*THE PROBLEM*: Every entry in the following data should be output exactly.

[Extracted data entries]
--- --- ---
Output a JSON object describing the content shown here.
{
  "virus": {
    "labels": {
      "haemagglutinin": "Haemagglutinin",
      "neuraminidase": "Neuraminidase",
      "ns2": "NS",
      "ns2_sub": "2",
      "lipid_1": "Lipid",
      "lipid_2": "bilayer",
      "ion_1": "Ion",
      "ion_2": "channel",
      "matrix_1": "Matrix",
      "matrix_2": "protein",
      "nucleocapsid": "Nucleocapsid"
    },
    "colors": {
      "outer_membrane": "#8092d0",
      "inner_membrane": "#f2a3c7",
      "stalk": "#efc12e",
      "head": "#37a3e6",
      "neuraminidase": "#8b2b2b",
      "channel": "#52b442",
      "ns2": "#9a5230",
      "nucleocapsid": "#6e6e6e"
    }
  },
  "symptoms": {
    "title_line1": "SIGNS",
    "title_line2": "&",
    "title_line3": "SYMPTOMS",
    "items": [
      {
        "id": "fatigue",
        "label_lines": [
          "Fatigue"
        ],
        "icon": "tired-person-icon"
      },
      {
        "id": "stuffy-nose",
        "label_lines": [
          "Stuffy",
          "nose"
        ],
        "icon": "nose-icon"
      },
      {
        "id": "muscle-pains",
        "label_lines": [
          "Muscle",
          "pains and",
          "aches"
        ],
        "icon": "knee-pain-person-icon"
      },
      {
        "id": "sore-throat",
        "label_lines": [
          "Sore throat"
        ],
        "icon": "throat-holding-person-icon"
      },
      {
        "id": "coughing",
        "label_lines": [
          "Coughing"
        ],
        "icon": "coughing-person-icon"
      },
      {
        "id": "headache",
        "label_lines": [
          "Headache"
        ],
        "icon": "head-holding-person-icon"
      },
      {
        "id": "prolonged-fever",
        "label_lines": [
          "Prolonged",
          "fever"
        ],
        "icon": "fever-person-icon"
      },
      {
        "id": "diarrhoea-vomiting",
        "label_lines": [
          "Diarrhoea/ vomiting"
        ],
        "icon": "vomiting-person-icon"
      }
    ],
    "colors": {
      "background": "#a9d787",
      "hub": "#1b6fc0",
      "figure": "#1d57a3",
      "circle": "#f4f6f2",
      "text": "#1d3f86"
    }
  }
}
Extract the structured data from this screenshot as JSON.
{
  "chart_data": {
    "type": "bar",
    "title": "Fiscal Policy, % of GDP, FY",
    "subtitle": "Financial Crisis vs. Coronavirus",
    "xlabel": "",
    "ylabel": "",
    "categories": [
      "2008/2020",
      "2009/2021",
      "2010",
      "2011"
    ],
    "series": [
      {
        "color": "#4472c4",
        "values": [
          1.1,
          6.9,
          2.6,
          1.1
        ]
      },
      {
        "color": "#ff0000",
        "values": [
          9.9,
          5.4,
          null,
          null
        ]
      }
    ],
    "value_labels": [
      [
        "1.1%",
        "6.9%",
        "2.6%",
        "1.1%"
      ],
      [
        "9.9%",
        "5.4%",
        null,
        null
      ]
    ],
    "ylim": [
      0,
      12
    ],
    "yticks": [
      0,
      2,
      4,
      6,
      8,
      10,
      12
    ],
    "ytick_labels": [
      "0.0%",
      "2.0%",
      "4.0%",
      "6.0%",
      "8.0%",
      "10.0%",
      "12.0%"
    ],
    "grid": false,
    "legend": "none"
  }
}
--- --- ---
*WRITTEN SOLUTION*:
Output a JSON object describing the content shown here.
{
  "virus": {
    "labels": {
      "haemagglutinin": "Haemagglutinin",
      "neuraminidase": "Neuraminidase",
      "ns2": "NS",
      "ns2_sub": "2",
      "lipid_1": "Lipid",
      "lipid_2": "bilayer",
      "ion_1": "Ion",
      "ion_2": "channel",
      "matrix_1": "Matrix",
      "matrix_2": "protein",
      "nucleocapsid": "Nucleocapsid"
    },
    "colors": {
      "outer_membrane": "#8092d0",
      "inner_membrane": "#f2a3c7",
      "stalk": "#efc12e",
      "head": "#37a3e6",
      "neuraminidase": "#8b2b2b",
      "channel": "#52b442",
      "ns2": "#9a5230",
      "nucleocapsid": "#6e6e6e"
    }
  },
  "symptoms": {
    "title_line1": "SIGNS",
    "title_line2": "&",
    "title_line3": "SYMPTOMS",
    "items": [
      {
        "id": "fatigue",
        "label_lines": [
          "Fatigue"
        ],
        "icon": "tired-person-icon"
      },
      {
        "id": "stuffy-nose",
        "label_lines": [
          "Stuffy",
          "nose"
        ],
        "icon": "nose-icon"
      },
      {
        "id": "muscle-pains",
        "label_lines": [
          "Muscle",
          "pains and",
          "aches"
        ],
        "icon": "knee-pain-person-icon"
      },
      {
        "id": "sore-throat",
        "label_lines": [
          "Sore throat"
        ],
        "icon": "throat-holding-person-icon"
      },
      {
        "id": "coughing",
        "label_lines": [
          "Coughing"
        ],
        "icon": "coughing-person-icon"
      },
      {
        "id": "headache",
        "label_lines": [
          "Headache"
        ],
        "icon": "head-holding-person-icon"
      },
      {
        "id": "prolonged-fever",
        "label_lines": [
          "Prolonged",
          "fever"
        ],
        "icon": "fever-person-icon"
      },
      {
        "id": "diarrhoea-vomiting",
        "label_lines": [
          "Diarrhoea/ vomiting"
        ],
        "icon": "vomiting-person-icon"
      }
    ],
    "colors": {
      "background": "#a9d787",
      "hub": "#1b6fc0",
      "figure": "#1d57a3",
      "circle": "#f4f6f2",
      "text": "#1d3f86"
    }
  }
}
Extract the structured data from this screenshot as JSON.
{
  "chart_data": {
    "type": "bar",
    "title": "Fiscal Policy, % of GDP, FY",
    "subtitle": "Financial Crisis vs. Coronavirus",
    "xlabel": "",
    "ylabel": "",
    "categories": [
      "2008/2020",
      "2009/2021",
      "2010",
      "2011"
    ],
    "series": [
      {
        "color": "#4472c4",
        "values": [
          1.1,
          6.9,
          2.6,
          1.1
        ]
      },
      {
        "color": "#ff0000",
        "values": [
          9.9,
          5.4,
          null,
          null
        ]
      }
    ],
    "value_labels": [
      [
        "1.1%",
        "6.9%",
        "2.6%",
        "1.1%"
      ],
      [
        "9.9%",
        "5.4%",
        null,
        null
      ]
    ],
    "ylim": [
      0,
      12
    ],
    "yticks": [
      0,
      2,
      4,
      6,
      8,
      10,
      12
    ],
    "ytick_labels": [
      "0.0%",
      "2.0%",
      "4.0%",
      "6.0%",
      "8.0%",
      "10.0%",
      "12.0%"
    ],
    "grid": false,
    "legend": "none"
  }
}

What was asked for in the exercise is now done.